## WRITTEN TASK 1
In the guest-writer introductions, on what date is Ella Reznikova's post "My First Appointment With Dharma" scheduled to appear?
## WRITTEN TASK 2
Carry on the guest-writer introductions, picking up right after their last sentence.

## PROVIDED PASSAGE
-*-*-
Bertie will join us in conversation as best she can, though much of June she’ll be visiting family offline in the Netherlands.

 

 

Ella Reznikova is a meditation teacher, Transformative Mediator, translator and tireless reader and traveler. She likes to write short stories, mostly about her life in the Soviet Ukraine and her family. She lives with her husband in Vermont and works as a Scholarship Manager in a meditation retreat center.

Ella and I met here in Vermont when she joined the monthly writer’s group I belong to.

Here is a sample of her powerful writing, the opening of her guest post, “My First Appointment With Dharma,” scheduled for June 21.

How to recollect something that changed your life? The day was kind of gray, and nothing was showing any signs of importance. Ordinariness never lifted its veil. You know when people are telling stories about an unusually bright morning when something happened in your life? Well, it was nothing like that. But there was a plan that involved the map and my friendship with my father and the main changes in my entire life.

 

Ella Reznikova

 

  

Gulzhahan Tazhitova teaches English at L.N. Gumilyov Eurasian National University in Astana, Kazakhstan and is fluent in Kazakh, Russian, English and German. Following her years as a counterpart to a US Peace Corps volunteer, Gulzhahan was accepted to present at the TESOL Conference in Seattle, WA. In addition to this conference in the US, she has also attended conferences in Germany and in Dubai. She is the author of two textbooks for teaching English and has published more than 15 papers.  She and her husband Darkhan have two sons, Duman, 17, and Timur, 5.

Gulzhahan and I met in Kazakhstan when I was that PCV she mentions in her bio. Those of you who have read my memoir will certainly recognize her as my counterpart. She has written of the many differences she noticed while she was in the United States ten years ago, which you’ll read  on July 9.
-*-*-
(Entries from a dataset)
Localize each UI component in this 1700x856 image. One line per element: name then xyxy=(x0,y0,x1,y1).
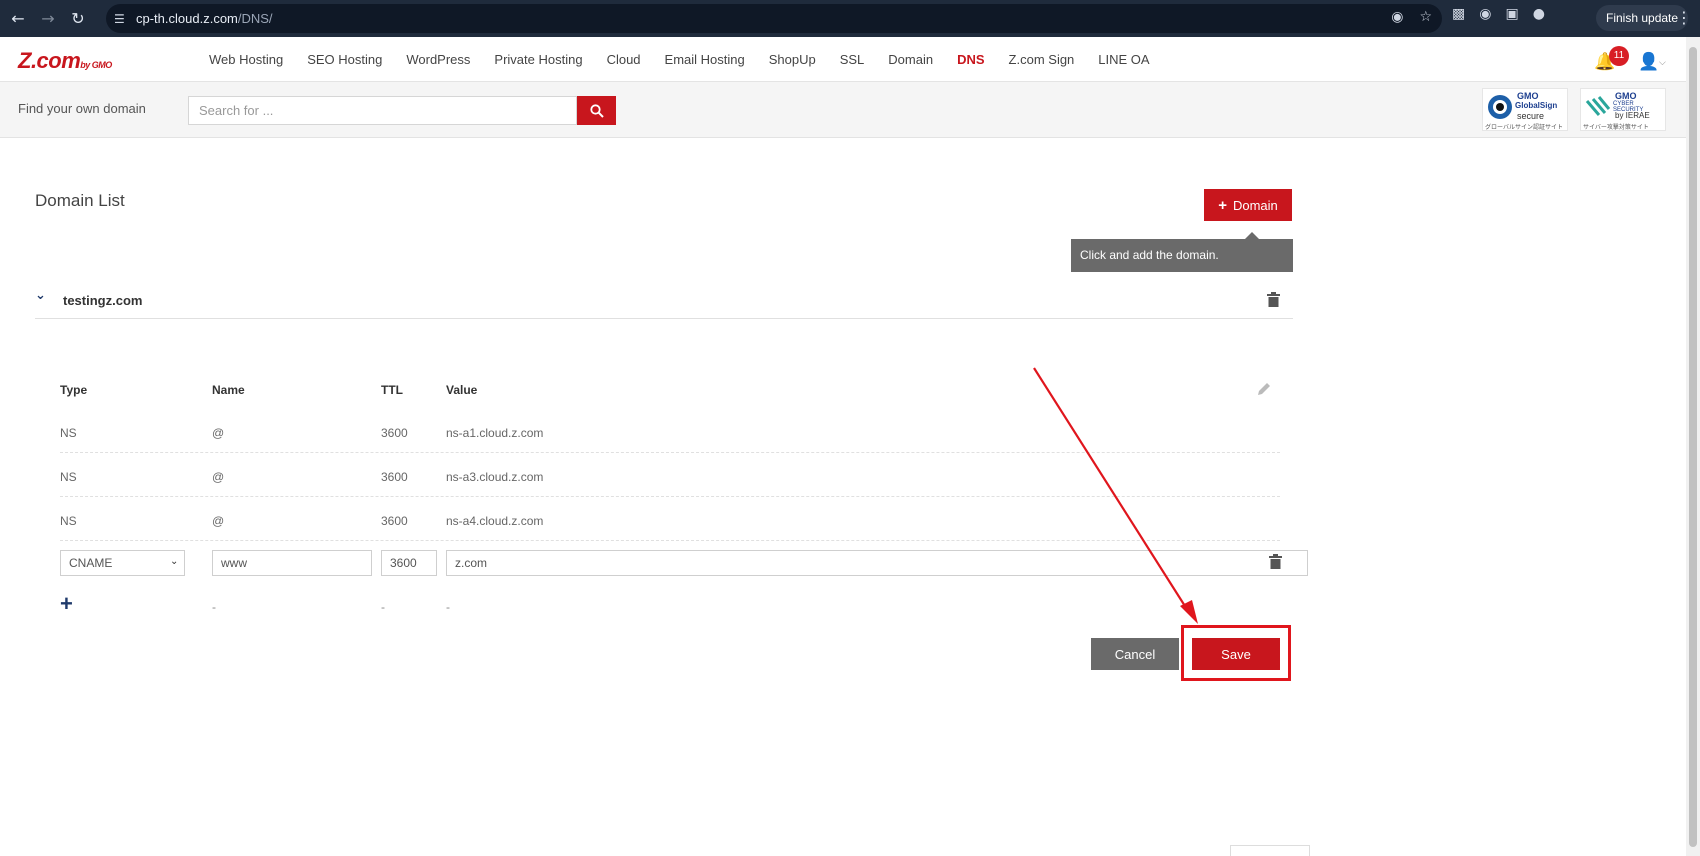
annotation-arrow xyxy=(1033,367,1198,624)
scrollbar-thumb[interactable] xyxy=(1689,47,1697,847)
footer-tab xyxy=(1230,845,1310,856)
annotation-arrow-line xyxy=(1033,367,1191,615)
page-scrollbar[interactable] xyxy=(1686,37,1700,856)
-*-*-
## RESULT 1
June 21.

## RESULT 2
 

Gulzhahan Tazhitova

  

 

Hélène Tragos Stelian is a life coach, speaker, and author.

As a certified life coach, she helps people who feel stuck or lost take bold steps into a life of renewed meaning and purpose. She leads workshops on many subjects, including purpose, perfectionism, success, and goal-setting.

In her blogs, Purpose Stories and Next Act for Women, she shares inspirational stories of people who have found their life’s calling—and are living it—at any age. She also writes about purpose, midlife, women, parenting, and college for other sites, including the Huffington Post.

Hélène is the author of three books: Moving to College, Finding the Right Colleges for You, and Getting Ready for Baby

She’ll tell us more about all this in her guest post on June 14, “Finding Myself — Out of the Cultural Melting Pot” as she shares the struggles she encountered when she first came to the US.

Hélène and I met online through the Facebook group, Women Writers Women’s Books and I was a recent guest on her website, Next Act for Women: Reinventing in Midlife and Beyond with my story of joining the Peace Corps in midlife.  She has a new site now too, helenetstelian.com, focused on helping readers find happiness through purpose.

Having trouble pronouncing Hélène? She guides us. “To pronounce it,” she writes on her website, “you say the two letters L and N in a row: L-N, with the emphasis on the N.”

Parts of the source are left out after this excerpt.